§ **What you have to do**:
Each line below should be reproduced without any alteration.

§ **Provided records**:
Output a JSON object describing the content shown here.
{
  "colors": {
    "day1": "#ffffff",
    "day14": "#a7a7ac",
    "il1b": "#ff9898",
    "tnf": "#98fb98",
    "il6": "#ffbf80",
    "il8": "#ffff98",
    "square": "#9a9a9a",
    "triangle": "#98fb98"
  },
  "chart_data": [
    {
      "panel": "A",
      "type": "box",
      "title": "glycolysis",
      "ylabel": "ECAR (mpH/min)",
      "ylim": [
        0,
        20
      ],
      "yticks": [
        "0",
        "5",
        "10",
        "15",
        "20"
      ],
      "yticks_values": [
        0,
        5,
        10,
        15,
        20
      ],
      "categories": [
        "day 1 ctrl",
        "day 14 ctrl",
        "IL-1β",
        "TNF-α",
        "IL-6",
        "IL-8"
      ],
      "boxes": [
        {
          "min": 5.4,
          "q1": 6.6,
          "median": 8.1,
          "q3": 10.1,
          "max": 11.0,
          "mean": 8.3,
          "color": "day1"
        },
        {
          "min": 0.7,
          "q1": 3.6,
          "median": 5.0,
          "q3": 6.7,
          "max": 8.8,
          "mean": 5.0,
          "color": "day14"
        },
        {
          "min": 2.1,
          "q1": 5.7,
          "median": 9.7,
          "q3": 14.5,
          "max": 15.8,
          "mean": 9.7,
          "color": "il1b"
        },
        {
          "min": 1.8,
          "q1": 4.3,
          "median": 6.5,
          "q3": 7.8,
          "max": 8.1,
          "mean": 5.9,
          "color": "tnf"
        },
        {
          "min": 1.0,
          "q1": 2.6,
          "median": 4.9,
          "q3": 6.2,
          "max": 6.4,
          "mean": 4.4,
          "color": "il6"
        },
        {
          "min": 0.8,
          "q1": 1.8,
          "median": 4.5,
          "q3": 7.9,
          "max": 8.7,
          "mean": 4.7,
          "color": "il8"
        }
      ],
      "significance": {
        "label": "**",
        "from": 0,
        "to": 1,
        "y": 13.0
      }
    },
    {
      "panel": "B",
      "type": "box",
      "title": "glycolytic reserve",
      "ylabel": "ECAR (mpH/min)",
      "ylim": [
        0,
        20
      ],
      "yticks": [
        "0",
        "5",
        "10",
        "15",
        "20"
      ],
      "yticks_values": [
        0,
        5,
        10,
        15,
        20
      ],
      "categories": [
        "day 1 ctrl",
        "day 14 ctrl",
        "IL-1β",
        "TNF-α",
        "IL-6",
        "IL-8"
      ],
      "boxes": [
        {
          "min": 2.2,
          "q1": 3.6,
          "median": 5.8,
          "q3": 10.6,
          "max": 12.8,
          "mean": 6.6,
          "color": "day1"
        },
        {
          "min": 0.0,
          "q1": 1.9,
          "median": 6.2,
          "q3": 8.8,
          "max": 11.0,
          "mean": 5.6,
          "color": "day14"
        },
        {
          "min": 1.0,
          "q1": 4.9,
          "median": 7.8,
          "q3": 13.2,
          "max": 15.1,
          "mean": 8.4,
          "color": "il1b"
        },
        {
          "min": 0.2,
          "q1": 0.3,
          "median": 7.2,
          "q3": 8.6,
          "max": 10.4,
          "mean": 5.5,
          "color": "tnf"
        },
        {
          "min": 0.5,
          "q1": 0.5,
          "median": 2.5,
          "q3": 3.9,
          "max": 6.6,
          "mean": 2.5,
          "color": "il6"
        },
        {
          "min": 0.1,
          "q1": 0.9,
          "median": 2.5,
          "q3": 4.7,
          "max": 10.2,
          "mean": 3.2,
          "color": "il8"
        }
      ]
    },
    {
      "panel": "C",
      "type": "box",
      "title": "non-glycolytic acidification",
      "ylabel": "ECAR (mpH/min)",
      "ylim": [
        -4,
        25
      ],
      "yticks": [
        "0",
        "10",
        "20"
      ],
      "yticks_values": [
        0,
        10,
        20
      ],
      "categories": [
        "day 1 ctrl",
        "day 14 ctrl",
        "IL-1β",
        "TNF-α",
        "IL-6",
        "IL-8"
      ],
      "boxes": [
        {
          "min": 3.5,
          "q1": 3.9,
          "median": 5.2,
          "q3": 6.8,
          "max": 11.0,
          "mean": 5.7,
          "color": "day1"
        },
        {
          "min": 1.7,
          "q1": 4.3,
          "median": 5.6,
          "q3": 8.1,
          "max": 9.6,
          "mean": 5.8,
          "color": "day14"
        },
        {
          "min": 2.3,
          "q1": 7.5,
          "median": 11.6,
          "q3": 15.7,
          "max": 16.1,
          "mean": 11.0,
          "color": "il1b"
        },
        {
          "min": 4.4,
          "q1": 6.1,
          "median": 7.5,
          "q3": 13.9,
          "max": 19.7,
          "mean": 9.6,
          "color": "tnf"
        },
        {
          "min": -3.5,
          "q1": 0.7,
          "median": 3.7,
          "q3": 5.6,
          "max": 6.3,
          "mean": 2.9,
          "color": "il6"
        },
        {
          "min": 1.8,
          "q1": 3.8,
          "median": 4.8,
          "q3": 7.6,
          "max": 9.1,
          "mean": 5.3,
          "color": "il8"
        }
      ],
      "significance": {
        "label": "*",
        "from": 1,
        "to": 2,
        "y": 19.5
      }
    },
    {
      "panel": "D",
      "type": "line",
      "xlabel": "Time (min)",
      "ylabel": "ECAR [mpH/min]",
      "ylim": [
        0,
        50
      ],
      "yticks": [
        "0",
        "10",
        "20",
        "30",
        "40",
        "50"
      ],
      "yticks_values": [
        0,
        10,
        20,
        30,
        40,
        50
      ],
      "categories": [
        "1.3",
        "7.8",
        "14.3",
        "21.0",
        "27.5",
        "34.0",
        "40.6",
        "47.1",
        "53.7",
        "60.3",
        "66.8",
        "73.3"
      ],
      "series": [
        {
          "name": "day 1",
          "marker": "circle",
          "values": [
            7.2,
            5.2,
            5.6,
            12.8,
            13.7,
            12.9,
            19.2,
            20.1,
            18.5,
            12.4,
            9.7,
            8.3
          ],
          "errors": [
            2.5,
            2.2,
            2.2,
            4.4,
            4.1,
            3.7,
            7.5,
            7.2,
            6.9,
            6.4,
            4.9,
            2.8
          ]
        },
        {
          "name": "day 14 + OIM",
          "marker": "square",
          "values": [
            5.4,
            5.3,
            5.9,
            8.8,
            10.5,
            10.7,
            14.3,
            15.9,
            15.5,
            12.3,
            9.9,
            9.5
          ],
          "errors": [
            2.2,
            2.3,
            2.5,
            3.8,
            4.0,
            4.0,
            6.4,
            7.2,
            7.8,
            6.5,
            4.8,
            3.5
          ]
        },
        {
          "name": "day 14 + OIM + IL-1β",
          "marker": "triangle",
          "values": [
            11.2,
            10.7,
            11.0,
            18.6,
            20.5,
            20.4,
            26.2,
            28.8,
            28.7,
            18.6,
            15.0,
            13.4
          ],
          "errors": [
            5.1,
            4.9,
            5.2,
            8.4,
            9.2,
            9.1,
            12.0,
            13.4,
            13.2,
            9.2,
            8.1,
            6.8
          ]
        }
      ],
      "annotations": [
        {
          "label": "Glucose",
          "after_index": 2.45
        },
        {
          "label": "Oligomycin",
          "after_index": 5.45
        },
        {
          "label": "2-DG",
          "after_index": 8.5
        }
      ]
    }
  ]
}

§ **Exercise response**:
Output a JSON object describing the content shown here.
{
  "colors": {
    "day1": "#ffffff",
    "day14": "#a7a7ac",
    "il1b": "#ff9898",
    "tnf": "#98fb98",
    "il6": "#ffbf80",
    "il8": "#ffff98",
    "square": "#9a9a9a",
    "triangle": "#98fb98"
  },
  "chart_data": [
    {
      "panel": "A",
      "type": "box",
      "title": "glycolysis",
      "ylabel": "ECAR (mpH/min)",
      "ylim": [
        0,
        20
      ],
      "yticks": [
        "0",
        "5",
        "10",
        "15",
        "20"
      ],
      "yticks_values": [
        0,
        5,
        10,
        15,
        20
      ],
      "categories": [
        "day 1 ctrl",
        "day 14 ctrl",
        "IL-1β",
        "TNF-α",
        "IL-6",
        "IL-8"
      ],
      "boxes": [
        {
          "min": 5.4,
          "q1": 6.6,
          "median": 8.1,
          "q3": 10.1,
          "max": 11.0,
          "mean": 8.3,
          "color": "day1"
        },
        {
          "min": 0.7,
          "q1": 3.6,
          "median": 5.0,
          "q3": 6.7,
          "max": 8.8,
          "mean": 5.0,
          "color": "day14"
        },
        {
          "min": 2.1,
          "q1": 5.7,
          "median": 9.7,
          "q3": 14.5,
          "max": 15.8,
          "mean": 9.7,
          "color": "il1b"
        },
        {
          "min": 1.8,
          "q1": 4.3,
          "median": 6.5,
          "q3": 7.8,
          "max": 8.1,
          "mean": 5.9,
          "color": "tnf"
        },
        {
          "min": 1.0,
          "q1": 2.6,
          "median": 4.9,
          "q3": 6.2,
          "max": 6.4,
          "mean": 4.4,
          "color": "il6"
        },
        {
          "min": 0.8,
          "q1": 1.8,
          "median": 4.5,
          "q3": 7.9,
          "max": 8.7,
          "mean": 4.7,
          "color": "il8"
        }
      ],
      "significance": {
        "label": "**",
        "from": 0,
        "to": 1,
        "y": 13.0
      }
    },
    {
      "panel": "B",
      "type": "box",
      "title": "glycolytic reserve",
      "ylabel": "ECAR (mpH/min)",
      "ylim": [
        0,
        20
      ],
      "yticks": [
        "0",
        "5",
        "10",
        "15",
        "20"
      ],
      "yticks_values": [
        0,
        5,
        10,
        15,
        20
      ],
      "categories": [
        "day 1 ctrl",
        "day 14 ctrl",
        "IL-1β",
        "TNF-α",
        "IL-6",
        "IL-8"
      ],
      "boxes": [
        {
          "min": 2.2,
          "q1": 3.6,
          "median": 5.8,
          "q3": 10.6,
          "max": 12.8,
          "mean": 6.6,
          "color": "day1"
        },
        {
          "min": 0.0,
          "q1": 1.9,
          "median": 6.2,
          "q3": 8.8,
          "max": 11.0,
          "mean": 5.6,
          "color": "day14"
        },
        {
          "min": 1.0,
          "q1": 4.9,
          "median": 7.8,
          "q3": 13.2,
          "max": 15.1,
          "mean": 8.4,
          "color": "il1b"
        },
        {
          "min": 0.2,
          "q1": 0.3,
          "median": 7.2,
          "q3": 8.6,
          "max": 10.4,
          "mean": 5.5,
          "color": "tnf"
        },
        {
          "min": 0.5,
          "q1": 0.5,
          "median": 2.5,
          "q3": 3.9,
          "max": 6.6,
          "mean": 2.5,
          "color": "il6"
        },
        {
          "min": 0.1,
          "q1": 0.9,
          "median": 2.5,
          "q3": 4.7,
          "max": 10.2,
          "mean": 3.2,
          "color": "il8"
        }
      ]
    },
    {
      "panel": "C",
      "type": "box",
      "title": "non-glycolytic acidification",
      "ylabel": "ECAR (mpH/min)",
      "ylim": [
        -4,
        25
      ],
      "yticks": [
        "0",
        "10",
        "20"
      ],
      "yticks_values": [
        0,
        10,
        20
      ],
      "categories": [
        "day 1 ctrl",
        "day 14 ctrl",
        "IL-1β",
        "TNF-α",
        "IL-6",
        "IL-8"
      ],
      "boxes": [
        {
          "min": 3.5,
          "q1": 3.9,
          "median": 5.2,
          "q3": 6.8,
          "max": 11.0,
          "mean": 5.7,
          "color": "day1"
        },
        {
          "min": 1.7,
          "q1": 4.3,
          "median": 5.6,
          "q3": 8.1,
          "max": 9.6,
          "mean": 5.8,
          "color": "day14"
        },
        {
          "min": 2.3,
          "q1": 7.5,
          "median": 11.6,
          "q3": 15.7,
          "max": 16.1,
          "mean": 11.0,
          "color": "il1b"
        },
        {
          "min": 4.4,
          "q1": 6.1,
          "median": 7.5,
          "q3": 13.9,
          "max": 19.7,
          "mean": 9.6,
          "color": "tnf"
        },
        {
          "min": -3.5,
          "q1": 0.7,
          "median": 3.7,
          "q3": 5.6,
          "max": 6.3,
          "mean": 2.9,
          "color": "il6"
        },
        {
          "min": 1.8,
          "q1": 3.8,
          "median": 4.8,
          "q3": 7.6,
          "max": 9.1,
          "mean": 5.3,
          "color": "il8"
        }
      ],
      "significance": {
        "label": "*",
        "from": 1,
        "to": 2,
        "y": 19.5
      }
    },
    {
      "panel": "D",
      "type": "line",
      "xlabel": "Time (min)",
      "ylabel": "ECAR [mpH/min]",
      "ylim": [
        0,
        50
      ],
      "yticks": [
        "0",
        "10",
        "20",
        "30",
        "40",
        "50"
      ],
      "yticks_values": [
        0,
        10,
        20,
        30,
        40,
        50
      ],
      "categories": [
        "1.3",
        "7.8",
        "14.3",
        "21.0",
        "27.5",
        "34.0",
        "40.6",
        "47.1",
        "53.7",
        "60.3",
        "66.8",
        "73.3"
      ],
      "series": [
        {
          "name": "day 1",
          "marker": "circle",
          "values": [
            7.2,
            5.2,
            5.6,
            12.8,
            13.7,
            12.9,
            19.2,
            20.1,
            18.5,
            12.4,
            9.7,
            8.3
          ],
          "errors": [
            2.5,
            2.2,
            2.2,
            4.4,
            4.1,
            3.7,
            7.5,
            7.2,
            6.9,
            6.4,
            4.9,
            2.8
          ]
        },
        {
          "name": "day 14 + OIM",
          "marker": "square",
          "values": [
            5.4,
            5.3,
            5.9,
            8.8,
            10.5,
            10.7,
            14.3,
            15.9,
            15.5,
            12.3,
            9.9,
            9.5
          ],
          "errors": [
            2.2,
            2.3,
            2.5,
            3.8,
            4.0,
            4.0,
            6.4,
            7.2,
            7.8,
            6.5,
            4.8,
            3.5
          ]
        },
        {
          "name": "day 14 + OIM + IL-1β",
          "marker": "triangle",
          "values": [
            11.2,
            10.7,
            11.0,
            18.6,
            20.5,
            20.4,
            26.2,
            28.8,
            28.7,
            18.6,
            15.0,
            13.4
          ],
          "errors": [
            5.1,
            4.9,
            5.2,
            8.4,
            9.2,
            9.1,
            12.0,
            13.4,
            13.2,
            9.2,
            8.1,
            6.8
          ]
        }
      ],
      "annotations": [
        {
          "label": "Glucose",
          "after_index": 2.45
        },
        {
          "label": "Oligomycin",
          "after_index": 5.45
        },
        {
          "label": "2-DG",
          "after_index": 8.5
        }
      ]
    }
  ]
}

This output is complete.